▶ RECORDS FOR PROCESSING
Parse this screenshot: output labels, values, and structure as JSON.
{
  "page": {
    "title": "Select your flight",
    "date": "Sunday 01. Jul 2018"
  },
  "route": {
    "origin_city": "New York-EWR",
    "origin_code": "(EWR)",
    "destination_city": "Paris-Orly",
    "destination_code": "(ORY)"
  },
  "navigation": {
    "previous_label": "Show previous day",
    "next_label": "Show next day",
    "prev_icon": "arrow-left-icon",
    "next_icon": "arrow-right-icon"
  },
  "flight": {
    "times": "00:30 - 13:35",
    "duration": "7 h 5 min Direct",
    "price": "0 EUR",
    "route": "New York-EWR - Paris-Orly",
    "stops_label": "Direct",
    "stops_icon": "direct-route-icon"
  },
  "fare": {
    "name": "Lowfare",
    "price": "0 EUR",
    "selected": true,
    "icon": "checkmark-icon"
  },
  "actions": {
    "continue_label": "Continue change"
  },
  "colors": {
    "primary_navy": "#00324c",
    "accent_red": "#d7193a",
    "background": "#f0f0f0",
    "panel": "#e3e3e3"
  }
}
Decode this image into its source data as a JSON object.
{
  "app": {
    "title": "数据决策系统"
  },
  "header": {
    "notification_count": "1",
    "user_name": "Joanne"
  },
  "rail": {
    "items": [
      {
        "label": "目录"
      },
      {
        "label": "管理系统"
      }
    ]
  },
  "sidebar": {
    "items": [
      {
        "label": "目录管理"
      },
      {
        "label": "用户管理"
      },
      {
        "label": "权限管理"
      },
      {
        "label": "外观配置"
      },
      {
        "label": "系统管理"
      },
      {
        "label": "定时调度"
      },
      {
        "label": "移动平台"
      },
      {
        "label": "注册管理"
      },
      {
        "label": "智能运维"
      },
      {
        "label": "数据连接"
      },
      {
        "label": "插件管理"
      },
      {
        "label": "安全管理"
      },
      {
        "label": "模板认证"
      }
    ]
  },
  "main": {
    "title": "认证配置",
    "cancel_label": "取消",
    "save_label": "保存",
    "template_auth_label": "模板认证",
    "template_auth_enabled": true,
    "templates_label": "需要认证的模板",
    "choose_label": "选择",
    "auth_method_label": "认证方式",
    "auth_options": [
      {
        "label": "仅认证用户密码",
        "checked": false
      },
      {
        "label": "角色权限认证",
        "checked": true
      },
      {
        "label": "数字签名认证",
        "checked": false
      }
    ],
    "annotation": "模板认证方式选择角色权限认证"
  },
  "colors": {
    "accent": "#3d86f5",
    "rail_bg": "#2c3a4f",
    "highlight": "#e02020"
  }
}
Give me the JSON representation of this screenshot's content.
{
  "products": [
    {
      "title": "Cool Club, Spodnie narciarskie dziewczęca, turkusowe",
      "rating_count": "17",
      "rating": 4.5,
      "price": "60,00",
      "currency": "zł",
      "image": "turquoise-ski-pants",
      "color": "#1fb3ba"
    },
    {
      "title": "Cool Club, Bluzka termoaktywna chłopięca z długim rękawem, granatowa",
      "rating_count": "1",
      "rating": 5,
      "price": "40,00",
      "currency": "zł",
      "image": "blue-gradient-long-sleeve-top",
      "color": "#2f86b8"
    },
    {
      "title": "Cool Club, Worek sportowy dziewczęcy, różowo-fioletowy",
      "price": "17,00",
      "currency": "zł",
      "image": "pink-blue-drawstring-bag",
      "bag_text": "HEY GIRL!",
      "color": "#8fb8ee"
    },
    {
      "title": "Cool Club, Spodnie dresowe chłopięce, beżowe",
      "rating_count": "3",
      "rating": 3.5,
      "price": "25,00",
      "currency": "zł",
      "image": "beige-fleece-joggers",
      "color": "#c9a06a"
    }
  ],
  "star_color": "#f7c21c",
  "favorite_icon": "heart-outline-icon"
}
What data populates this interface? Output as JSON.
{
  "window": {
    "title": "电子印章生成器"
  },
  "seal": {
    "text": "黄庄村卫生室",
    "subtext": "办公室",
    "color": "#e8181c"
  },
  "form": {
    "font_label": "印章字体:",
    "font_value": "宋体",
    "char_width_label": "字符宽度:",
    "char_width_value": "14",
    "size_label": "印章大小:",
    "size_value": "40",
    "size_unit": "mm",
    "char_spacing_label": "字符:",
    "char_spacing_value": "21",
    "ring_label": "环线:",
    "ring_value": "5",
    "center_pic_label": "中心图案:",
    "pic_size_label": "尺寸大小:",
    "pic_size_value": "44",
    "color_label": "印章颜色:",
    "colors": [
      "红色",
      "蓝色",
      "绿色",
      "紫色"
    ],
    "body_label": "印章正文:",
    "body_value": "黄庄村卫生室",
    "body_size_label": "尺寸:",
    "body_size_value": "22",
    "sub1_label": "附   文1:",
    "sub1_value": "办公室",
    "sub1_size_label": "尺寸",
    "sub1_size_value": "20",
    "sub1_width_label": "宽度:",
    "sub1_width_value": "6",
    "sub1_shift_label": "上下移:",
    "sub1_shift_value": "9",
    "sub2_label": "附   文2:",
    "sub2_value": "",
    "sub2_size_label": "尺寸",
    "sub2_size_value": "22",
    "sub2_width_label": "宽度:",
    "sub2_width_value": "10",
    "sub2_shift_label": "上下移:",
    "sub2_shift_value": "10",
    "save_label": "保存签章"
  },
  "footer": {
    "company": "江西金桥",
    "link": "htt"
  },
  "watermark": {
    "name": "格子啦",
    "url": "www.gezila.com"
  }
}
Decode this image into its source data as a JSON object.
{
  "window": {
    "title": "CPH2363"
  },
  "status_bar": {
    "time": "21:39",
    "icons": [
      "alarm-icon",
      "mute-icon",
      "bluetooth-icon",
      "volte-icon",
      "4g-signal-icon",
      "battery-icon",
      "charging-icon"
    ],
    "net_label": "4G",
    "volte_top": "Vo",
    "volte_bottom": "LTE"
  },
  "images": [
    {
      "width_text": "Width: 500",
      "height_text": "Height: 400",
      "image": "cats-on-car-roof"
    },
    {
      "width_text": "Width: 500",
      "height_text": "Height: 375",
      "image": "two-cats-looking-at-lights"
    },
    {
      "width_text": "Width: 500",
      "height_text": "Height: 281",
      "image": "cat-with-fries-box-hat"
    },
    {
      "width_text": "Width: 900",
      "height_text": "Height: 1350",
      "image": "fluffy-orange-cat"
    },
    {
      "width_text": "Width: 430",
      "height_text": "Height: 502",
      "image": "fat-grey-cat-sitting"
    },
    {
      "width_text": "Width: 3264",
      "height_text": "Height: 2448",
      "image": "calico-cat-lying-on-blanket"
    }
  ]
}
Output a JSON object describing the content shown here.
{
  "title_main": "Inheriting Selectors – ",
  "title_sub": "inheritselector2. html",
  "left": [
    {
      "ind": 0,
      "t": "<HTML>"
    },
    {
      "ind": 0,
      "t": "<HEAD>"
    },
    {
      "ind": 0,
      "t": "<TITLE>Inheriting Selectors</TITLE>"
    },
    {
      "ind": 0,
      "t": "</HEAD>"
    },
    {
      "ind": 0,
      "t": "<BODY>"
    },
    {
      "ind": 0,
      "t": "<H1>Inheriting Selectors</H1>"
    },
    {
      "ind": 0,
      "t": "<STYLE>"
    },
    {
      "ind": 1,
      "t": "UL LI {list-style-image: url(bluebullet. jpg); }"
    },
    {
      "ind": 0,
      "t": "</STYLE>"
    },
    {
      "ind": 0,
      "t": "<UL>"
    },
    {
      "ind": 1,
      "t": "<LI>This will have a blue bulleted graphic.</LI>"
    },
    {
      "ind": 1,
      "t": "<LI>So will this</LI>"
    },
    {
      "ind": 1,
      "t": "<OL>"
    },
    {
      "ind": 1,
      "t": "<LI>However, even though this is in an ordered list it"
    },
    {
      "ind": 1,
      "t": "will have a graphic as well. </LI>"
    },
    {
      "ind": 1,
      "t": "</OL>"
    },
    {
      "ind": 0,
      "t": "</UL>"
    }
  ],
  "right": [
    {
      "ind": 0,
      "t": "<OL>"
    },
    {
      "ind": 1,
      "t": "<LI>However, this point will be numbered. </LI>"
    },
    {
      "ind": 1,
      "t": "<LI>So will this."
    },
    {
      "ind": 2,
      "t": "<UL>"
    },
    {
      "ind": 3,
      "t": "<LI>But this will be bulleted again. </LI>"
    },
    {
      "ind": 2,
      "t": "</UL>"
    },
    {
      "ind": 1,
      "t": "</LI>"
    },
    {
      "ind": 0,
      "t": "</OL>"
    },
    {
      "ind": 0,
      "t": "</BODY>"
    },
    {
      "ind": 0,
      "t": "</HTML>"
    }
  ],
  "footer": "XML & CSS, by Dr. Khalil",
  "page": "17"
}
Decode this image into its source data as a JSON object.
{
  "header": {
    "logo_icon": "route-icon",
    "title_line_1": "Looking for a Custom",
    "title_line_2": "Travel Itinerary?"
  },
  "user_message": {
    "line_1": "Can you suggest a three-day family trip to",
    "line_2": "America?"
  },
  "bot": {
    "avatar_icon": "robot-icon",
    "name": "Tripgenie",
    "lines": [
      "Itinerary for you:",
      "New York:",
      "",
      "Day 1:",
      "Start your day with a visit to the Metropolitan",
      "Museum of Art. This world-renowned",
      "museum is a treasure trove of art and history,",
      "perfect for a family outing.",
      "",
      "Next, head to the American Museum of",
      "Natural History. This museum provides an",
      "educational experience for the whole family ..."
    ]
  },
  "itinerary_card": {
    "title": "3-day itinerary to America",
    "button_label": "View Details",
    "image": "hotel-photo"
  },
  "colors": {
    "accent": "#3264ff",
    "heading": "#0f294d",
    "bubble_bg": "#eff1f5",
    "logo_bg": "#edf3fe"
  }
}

▶ STATED GOAL
Work out how many lines above have the string "content" in them, and give only the number.

▶ RESULT OF THE EXERCISE
2